__THE INPUT__
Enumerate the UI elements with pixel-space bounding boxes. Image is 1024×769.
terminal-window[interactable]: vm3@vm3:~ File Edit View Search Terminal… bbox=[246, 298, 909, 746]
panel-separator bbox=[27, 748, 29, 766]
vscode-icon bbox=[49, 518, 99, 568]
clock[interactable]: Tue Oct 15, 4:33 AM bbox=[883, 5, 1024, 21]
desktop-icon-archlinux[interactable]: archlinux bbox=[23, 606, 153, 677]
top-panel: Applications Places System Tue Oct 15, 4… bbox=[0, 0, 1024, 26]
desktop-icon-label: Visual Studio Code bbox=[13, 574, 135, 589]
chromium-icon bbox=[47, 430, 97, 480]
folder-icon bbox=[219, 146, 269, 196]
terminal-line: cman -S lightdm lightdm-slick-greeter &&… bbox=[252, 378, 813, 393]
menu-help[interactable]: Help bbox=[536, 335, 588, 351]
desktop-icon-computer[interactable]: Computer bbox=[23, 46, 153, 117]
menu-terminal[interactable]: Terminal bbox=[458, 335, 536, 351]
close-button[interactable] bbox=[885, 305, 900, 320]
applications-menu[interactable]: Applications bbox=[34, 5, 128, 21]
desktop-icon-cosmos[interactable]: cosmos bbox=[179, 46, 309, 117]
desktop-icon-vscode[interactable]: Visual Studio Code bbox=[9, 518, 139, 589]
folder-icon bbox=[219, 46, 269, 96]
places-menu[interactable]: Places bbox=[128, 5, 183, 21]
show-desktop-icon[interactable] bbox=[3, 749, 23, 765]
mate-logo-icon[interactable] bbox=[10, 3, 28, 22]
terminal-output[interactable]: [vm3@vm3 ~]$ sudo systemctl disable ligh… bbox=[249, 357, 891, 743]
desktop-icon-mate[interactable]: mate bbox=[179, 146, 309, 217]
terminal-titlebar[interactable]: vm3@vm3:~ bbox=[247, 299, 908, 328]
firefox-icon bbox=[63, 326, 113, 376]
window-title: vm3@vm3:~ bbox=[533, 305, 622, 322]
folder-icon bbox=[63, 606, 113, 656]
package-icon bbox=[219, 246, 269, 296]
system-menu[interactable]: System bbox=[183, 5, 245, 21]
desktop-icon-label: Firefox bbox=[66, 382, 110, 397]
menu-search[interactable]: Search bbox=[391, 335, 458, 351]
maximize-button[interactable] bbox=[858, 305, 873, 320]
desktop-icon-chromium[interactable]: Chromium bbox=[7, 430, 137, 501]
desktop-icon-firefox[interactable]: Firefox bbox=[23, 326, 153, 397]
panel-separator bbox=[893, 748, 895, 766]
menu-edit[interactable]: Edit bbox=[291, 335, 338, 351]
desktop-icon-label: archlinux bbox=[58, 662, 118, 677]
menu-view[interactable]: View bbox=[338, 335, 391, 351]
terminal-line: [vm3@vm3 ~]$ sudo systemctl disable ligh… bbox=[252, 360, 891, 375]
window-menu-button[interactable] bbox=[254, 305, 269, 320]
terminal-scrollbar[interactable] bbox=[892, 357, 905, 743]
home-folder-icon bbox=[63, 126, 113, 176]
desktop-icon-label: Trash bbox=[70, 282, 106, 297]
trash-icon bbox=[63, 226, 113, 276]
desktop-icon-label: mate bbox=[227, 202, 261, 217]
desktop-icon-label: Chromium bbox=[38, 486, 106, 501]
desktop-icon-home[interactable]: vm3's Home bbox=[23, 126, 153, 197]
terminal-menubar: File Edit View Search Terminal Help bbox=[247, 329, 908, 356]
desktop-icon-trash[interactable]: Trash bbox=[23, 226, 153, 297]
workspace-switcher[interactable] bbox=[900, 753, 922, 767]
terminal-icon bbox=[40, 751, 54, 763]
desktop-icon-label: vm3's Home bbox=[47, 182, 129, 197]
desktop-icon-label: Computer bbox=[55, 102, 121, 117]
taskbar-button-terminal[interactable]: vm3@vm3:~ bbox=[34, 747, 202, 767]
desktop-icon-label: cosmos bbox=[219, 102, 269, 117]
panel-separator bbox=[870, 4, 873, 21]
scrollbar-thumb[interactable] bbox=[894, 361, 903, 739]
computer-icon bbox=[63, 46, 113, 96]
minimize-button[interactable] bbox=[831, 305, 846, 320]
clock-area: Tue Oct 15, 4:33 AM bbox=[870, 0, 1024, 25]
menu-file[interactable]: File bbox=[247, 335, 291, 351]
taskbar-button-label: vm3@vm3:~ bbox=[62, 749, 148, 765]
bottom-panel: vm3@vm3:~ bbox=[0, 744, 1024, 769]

__GIVEN PROBLEM__
Collect every line of the listing above that contains the string "File". Case counts.

__ANSWER__
terminal-window[interactable]: vm3@vm3:~ File Edit View Search Terminal… bbox=[246, 298, 909, 746]
terminal-menubar: File Edit View Search Terminal Help bbox=[247, 329, 908, 356]
menu-file[interactable]: File bbox=[247, 335, 291, 351]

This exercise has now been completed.